— Begin Supplied records —
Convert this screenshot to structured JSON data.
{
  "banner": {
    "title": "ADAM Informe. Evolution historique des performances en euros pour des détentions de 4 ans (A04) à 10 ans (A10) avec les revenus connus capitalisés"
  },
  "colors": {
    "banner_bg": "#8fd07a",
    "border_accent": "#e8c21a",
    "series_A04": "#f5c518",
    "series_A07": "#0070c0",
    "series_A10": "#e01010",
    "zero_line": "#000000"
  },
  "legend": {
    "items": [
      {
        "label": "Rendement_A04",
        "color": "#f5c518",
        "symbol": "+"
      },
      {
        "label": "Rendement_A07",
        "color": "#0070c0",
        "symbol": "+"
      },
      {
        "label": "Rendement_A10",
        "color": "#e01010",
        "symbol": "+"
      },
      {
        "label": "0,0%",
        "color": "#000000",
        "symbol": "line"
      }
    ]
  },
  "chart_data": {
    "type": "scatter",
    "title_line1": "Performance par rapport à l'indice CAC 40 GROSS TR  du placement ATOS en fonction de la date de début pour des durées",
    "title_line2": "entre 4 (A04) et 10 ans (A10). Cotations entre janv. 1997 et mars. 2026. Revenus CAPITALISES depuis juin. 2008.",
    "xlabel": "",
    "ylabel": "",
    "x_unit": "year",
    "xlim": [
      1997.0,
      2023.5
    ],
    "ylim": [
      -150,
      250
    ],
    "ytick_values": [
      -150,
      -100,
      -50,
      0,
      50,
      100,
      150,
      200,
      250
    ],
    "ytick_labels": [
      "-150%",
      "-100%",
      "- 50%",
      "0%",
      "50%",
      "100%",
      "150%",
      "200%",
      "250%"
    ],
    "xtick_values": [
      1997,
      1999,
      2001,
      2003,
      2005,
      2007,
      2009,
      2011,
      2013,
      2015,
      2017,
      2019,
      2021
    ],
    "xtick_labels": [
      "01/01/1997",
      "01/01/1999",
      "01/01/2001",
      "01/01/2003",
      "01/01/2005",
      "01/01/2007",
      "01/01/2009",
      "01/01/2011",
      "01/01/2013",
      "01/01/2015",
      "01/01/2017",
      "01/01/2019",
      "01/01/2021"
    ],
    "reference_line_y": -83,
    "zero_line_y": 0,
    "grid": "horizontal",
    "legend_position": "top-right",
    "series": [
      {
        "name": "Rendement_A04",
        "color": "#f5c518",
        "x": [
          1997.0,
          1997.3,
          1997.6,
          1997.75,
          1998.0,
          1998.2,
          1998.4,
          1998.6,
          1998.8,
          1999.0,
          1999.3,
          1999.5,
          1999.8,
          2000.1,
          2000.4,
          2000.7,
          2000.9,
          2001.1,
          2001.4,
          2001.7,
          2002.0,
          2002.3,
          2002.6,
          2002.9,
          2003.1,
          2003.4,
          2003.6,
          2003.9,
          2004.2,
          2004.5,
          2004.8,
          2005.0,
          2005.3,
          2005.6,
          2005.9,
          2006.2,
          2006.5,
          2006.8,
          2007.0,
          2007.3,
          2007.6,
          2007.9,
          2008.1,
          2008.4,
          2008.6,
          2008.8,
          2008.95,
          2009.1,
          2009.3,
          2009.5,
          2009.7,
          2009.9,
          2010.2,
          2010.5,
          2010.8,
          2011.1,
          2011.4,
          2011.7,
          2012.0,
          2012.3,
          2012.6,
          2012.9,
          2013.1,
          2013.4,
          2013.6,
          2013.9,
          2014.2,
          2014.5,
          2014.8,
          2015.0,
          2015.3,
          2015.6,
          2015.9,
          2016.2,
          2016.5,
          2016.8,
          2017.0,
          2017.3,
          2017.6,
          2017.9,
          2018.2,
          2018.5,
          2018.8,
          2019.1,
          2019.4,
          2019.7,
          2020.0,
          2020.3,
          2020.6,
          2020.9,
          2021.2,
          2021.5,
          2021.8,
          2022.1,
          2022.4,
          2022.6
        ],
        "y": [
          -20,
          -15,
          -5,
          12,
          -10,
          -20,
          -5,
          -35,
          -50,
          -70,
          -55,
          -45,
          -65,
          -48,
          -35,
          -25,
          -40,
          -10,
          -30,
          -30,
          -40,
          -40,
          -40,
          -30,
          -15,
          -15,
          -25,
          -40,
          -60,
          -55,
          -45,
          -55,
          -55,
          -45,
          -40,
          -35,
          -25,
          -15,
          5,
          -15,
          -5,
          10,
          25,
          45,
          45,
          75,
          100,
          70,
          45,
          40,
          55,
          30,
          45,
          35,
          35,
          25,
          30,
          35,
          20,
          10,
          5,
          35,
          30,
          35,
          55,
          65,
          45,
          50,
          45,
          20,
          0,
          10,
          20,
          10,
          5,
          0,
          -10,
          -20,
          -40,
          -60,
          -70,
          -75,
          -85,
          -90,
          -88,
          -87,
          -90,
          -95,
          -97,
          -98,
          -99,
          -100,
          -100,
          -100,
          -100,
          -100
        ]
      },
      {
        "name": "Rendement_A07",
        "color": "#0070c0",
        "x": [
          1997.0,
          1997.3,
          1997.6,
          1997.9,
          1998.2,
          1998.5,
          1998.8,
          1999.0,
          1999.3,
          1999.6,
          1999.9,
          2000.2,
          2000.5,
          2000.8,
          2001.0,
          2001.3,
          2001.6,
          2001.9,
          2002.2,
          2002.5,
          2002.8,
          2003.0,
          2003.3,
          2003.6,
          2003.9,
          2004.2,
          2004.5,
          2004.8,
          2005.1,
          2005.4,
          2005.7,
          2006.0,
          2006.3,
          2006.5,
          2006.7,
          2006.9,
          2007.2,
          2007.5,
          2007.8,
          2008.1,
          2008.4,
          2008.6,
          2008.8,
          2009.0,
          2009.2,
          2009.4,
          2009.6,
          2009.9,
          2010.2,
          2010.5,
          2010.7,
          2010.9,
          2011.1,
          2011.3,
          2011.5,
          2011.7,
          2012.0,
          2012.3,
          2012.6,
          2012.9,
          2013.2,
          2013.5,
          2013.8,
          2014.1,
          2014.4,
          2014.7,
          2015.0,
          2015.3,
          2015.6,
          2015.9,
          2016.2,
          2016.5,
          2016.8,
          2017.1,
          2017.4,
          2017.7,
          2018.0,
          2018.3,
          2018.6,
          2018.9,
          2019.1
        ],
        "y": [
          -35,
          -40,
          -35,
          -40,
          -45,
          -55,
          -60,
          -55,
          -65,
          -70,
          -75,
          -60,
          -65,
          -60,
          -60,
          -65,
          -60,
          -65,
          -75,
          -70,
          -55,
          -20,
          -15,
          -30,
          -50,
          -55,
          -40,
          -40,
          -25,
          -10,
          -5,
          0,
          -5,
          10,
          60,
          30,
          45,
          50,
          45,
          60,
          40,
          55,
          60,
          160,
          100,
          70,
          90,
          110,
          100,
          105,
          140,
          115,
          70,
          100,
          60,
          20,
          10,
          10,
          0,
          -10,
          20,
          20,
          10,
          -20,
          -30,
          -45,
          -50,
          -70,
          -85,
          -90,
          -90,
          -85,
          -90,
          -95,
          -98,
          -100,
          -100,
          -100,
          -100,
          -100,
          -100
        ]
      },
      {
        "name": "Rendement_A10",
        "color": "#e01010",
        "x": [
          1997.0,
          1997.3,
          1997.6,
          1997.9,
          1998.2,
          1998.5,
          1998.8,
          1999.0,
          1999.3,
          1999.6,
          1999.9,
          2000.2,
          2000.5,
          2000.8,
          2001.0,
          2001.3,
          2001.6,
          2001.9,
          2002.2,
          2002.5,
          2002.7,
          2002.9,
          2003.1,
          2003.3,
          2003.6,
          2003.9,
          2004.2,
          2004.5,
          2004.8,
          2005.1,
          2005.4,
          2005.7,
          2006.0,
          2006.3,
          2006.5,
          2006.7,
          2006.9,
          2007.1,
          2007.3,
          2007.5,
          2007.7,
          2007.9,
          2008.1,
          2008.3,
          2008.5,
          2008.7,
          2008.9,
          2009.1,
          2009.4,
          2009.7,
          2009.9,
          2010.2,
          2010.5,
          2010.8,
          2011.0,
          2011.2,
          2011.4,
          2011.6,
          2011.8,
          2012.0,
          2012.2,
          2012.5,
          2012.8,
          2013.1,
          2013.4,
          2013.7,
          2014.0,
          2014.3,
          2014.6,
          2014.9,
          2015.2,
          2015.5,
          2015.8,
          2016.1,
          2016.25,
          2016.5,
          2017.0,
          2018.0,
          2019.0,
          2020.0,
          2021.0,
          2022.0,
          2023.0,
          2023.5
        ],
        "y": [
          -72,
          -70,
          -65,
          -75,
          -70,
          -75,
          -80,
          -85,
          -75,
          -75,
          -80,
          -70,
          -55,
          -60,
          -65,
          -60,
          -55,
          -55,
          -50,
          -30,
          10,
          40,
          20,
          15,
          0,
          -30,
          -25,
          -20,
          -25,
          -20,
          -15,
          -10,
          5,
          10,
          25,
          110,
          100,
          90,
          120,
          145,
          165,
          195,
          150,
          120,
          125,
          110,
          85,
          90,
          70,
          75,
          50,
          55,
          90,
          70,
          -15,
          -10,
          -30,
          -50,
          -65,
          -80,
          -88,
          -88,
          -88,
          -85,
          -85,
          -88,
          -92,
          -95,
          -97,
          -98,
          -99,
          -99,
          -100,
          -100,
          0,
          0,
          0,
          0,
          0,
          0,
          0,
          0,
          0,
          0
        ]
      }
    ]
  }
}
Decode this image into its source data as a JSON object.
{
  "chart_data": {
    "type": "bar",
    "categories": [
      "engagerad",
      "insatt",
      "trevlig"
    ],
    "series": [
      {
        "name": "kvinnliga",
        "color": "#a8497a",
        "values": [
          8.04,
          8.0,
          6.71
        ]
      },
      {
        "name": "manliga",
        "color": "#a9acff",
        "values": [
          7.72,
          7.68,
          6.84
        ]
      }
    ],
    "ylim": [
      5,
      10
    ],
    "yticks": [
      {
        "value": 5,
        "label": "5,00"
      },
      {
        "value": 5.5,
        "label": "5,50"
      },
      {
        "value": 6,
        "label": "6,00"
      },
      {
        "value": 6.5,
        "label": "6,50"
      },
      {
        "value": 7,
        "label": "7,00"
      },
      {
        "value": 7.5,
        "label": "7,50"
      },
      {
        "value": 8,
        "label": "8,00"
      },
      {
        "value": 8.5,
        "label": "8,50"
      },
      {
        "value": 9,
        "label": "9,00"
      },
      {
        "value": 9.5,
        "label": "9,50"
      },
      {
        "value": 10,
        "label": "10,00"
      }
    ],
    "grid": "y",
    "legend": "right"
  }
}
— End Supplied records —
**Task instructions**:
Copy each line of the records containing the string "JSON".

**Correct output**:
Convert this screenshot to structured JSON data.
Decode this image into its source data as a JSON object.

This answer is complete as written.